Reproduce the entries below in full, word for word.
[Begin INPUT ROWS]
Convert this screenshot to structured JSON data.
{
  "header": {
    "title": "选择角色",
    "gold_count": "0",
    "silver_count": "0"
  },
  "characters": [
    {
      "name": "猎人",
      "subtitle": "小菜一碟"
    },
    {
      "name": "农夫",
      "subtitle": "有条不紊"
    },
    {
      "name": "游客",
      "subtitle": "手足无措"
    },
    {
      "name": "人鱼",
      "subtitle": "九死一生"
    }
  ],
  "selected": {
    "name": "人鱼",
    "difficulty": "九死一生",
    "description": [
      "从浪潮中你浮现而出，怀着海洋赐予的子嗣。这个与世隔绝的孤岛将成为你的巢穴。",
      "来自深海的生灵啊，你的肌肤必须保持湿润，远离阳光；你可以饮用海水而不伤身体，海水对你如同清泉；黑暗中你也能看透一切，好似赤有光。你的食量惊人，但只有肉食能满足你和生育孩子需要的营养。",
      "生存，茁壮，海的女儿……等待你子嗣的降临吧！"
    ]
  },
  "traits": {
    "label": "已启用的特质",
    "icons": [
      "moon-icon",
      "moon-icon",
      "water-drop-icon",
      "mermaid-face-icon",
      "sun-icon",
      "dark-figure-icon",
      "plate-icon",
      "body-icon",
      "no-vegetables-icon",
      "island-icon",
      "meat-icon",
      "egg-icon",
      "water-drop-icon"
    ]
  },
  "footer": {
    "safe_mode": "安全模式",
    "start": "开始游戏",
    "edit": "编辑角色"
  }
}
[End INPUT ROWS]
■ FINISHED ANSWER ■
Convert this screenshot to structured JSON data.
{
  "header": {
    "title": "选择角色",
    "gold_count": "0",
    "silver_count": "0"
  },
  "characters": [
    {
      "name": "猎人",
      "subtitle": "小菜一碟"
    },
    {
      "name": "农夫",
      "subtitle": "有条不紊"
    },
    {
      "name": "游客",
      "subtitle": "手足无措"
    },
    {
      "name": "人鱼",
      "subtitle": "九死一生"
    }
  ],
  "selected": {
    "name": "人鱼",
    "difficulty": "九死一生",
    "description": [
      "从浪潮中你浮现而出，怀着海洋赐予的子嗣。这个与世隔绝的孤岛将成为你的巢穴。",
      "来自深海的生灵啊，你的肌肤必须保持湿润，远离阳光；你可以饮用海水而不伤身体，海水对你如同清泉；黑暗中你也能看透一切，好似赤有光。你的食量惊人，但只有肉食能满足你和生育孩子需要的营养。",
      "生存，茁壮，海的女儿……等待你子嗣的降临吧！"
    ]
  },
  "traits": {
    "label": "已启用的特质",
    "icons": [
      "moon-icon",
      "moon-icon",
      "water-drop-icon",
      "mermaid-face-icon",
      "sun-icon",
      "dark-figure-icon",
      "plate-icon",
      "body-icon",
      "no-vegetables-icon",
      "island-icon",
      "meat-icon",
      "egg-icon",
      "water-drop-icon"
    ]
  },
  "footer": {
    "safe_mode": "安全模式",
    "start": "开始游戏",
    "edit": "编辑角色"
  }
}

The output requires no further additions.